Rows
==*==

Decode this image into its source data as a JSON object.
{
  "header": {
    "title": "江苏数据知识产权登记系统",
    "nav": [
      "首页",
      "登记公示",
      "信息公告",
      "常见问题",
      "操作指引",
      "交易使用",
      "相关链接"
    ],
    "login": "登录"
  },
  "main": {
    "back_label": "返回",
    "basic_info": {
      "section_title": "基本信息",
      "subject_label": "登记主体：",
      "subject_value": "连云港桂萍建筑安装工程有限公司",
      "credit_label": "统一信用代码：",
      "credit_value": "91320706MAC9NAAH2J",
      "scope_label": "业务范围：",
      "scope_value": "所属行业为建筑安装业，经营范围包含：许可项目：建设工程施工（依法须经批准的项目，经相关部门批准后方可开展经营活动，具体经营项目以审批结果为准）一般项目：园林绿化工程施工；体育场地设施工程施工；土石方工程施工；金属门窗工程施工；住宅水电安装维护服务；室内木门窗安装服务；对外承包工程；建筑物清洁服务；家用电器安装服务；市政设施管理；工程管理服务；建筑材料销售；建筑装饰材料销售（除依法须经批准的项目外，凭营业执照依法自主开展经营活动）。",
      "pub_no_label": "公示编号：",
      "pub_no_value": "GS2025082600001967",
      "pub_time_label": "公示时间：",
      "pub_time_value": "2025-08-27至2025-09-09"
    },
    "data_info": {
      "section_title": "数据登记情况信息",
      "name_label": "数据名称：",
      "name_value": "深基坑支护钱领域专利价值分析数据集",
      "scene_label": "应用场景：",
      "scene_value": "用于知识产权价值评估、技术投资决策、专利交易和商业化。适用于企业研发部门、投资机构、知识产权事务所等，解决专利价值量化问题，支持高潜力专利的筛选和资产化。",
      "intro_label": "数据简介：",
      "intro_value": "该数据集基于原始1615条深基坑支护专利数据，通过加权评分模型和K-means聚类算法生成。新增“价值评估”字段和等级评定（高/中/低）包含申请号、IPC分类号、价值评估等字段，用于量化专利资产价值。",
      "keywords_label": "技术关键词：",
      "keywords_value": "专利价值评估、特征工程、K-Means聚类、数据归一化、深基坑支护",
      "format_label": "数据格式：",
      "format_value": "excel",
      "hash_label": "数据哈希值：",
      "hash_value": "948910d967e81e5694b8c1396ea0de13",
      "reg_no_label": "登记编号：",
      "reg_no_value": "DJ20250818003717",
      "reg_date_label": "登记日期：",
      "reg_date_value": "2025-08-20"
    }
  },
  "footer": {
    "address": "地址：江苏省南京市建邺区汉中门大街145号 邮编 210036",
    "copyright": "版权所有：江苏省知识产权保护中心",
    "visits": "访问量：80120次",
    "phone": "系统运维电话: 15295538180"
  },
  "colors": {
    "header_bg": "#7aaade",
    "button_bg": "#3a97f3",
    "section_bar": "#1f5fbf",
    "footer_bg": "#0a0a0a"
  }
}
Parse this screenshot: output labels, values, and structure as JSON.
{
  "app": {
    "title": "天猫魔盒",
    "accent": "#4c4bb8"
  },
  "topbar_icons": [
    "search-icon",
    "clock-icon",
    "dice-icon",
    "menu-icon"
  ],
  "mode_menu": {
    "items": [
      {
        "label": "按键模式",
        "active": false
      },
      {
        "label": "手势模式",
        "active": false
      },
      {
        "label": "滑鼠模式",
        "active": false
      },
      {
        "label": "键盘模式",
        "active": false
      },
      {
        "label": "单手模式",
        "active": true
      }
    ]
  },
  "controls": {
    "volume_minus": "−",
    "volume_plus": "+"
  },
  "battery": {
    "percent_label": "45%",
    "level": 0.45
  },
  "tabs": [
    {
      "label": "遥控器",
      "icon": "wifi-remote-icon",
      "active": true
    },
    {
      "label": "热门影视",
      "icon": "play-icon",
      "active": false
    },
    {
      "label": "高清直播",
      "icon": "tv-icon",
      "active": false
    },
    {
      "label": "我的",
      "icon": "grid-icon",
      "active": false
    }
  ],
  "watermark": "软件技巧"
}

==*==

Write out every entry above, word for word.

Decode this image into its source data as a JSON object.
{
  "header": {
    "title": "江苏数据知识产权登记系统",
    "nav": [
      "首页",
      "登记公示",
      "信息公告",
      "常见问题",
      "操作指引",
      "交易使用",
      "相关链接"
    ],
    "login": "登录"
  },
  "main": {
    "back_label": "返回",
    "basic_info": {
      "section_title": "基本信息",
      "subject_label": "登记主体：",
      "subject_value": "连云港桂萍建筑安装工程有限公司",
      "credit_label": "统一信用代码：",
      "credit_value": "91320706MAC9NAAH2J",
      "scope_label": "业务范围：",
      "scope_value": "所属行业为建筑安装业，经营范围包含：许可项目：建设工程施工（依法须经批准的项目，经相关部门批准后方可开展经营活动，具体经营项目以审批结果为准）一般项目：园林绿化工程施工；体育场地设施工程施工；土石方工程施工；金属门窗工程施工；住宅水电安装维护服务；室内木门窗安装服务；对外承包工程；建筑物清洁服务；家用电器安装服务；市政设施管理；工程管理服务；建筑材料销售；建筑装饰材料销售（除依法须经批准的项目外，凭营业执照依法自主开展经营活动）。",
      "pub_no_label": "公示编号：",
      "pub_no_value": "GS2025082600001967",
      "pub_time_label": "公示时间：",
      "pub_time_value": "2025-08-27至2025-09-09"
    },
    "data_info": {
      "section_title": "数据登记情况信息",
      "name_label": "数据名称：",
      "name_value": "深基坑支护钱领域专利价值分析数据集",
      "scene_label": "应用场景：",
      "scene_value": "用于知识产权价值评估、技术投资决策、专利交易和商业化。适用于企业研发部门、投资机构、知识产权事务所等，解决专利价值量化问题，支持高潜力专利的筛选和资产化。",
      "intro_label": "数据简介：",
      "intro_value": "该数据集基于原始1615条深基坑支护专利数据，通过加权评分模型和K-means聚类算法生成。新增“价值评估”字段和等级评定（高/中/低）包含申请号、IPC分类号、价值评估等字段，用于量化专利资产价值。",
      "keywords_label": "技术关键词：",
      "keywords_value": "专利价值评估、特征工程、K-Means聚类、数据归一化、深基坑支护",
      "format_label": "数据格式：",
      "format_value": "excel",
      "hash_label": "数据哈希值：",
      "hash_value": "948910d967e81e5694b8c1396ea0de13",
      "reg_no_label": "登记编号：",
      "reg_no_value": "DJ20250818003717",
      "reg_date_label": "登记日期：",
      "reg_date_value": "2025-08-20"
    }
  },
  "footer": {
    "address": "地址：江苏省南京市建邺区汉中门大街145号 邮编 210036",
    "copyright": "版权所有：江苏省知识产权保护中心",
    "visits": "访问量：80120次",
    "phone": "系统运维电话: 15295538180"
  },
  "colors": {
    "header_bg": "#7aaade",
    "button_bg": "#3a97f3",
    "section_bar": "#1f5fbf",
    "footer_bg": "#0a0a0a"
  }
}
Parse this screenshot: output labels, values, and structure as JSON.
{
  "app": {
    "title": "天猫魔盒",
    "accent": "#4c4bb8"
  },
  "topbar_icons": [
    "search-icon",
    "clock-icon",
    "dice-icon",
    "menu-icon"
  ],
  "mode_menu": {
    "items": [
      {
        "label": "按键模式",
        "active": false
      },
      {
        "label": "手势模式",
        "active": false
      },
      {
        "label": "滑鼠模式",
        "active": false
      },
      {
        "label": "键盘模式",
        "active": false
      },
      {
        "label": "单手模式",
        "active": true
      }
    ]
  },
  "controls": {
    "volume_minus": "−",
    "volume_plus": "+"
  },
  "battery": {
    "percent_label": "45%",
    "level": 0.45
  },
  "tabs": [
    {
      "label": "遥控器",
      "icon": "wifi-remote-icon",
      "active": true
    },
    {
      "label": "热门影视",
      "icon": "play-icon",
      "active": false
    },
    {
      "label": "高清直播",
      "icon": "tv-icon",
      "active": false
    },
    {
      "label": "我的",
      "icon": "grid-icon",
      "active": false
    }
  ],
  "watermark": "软件技巧"
}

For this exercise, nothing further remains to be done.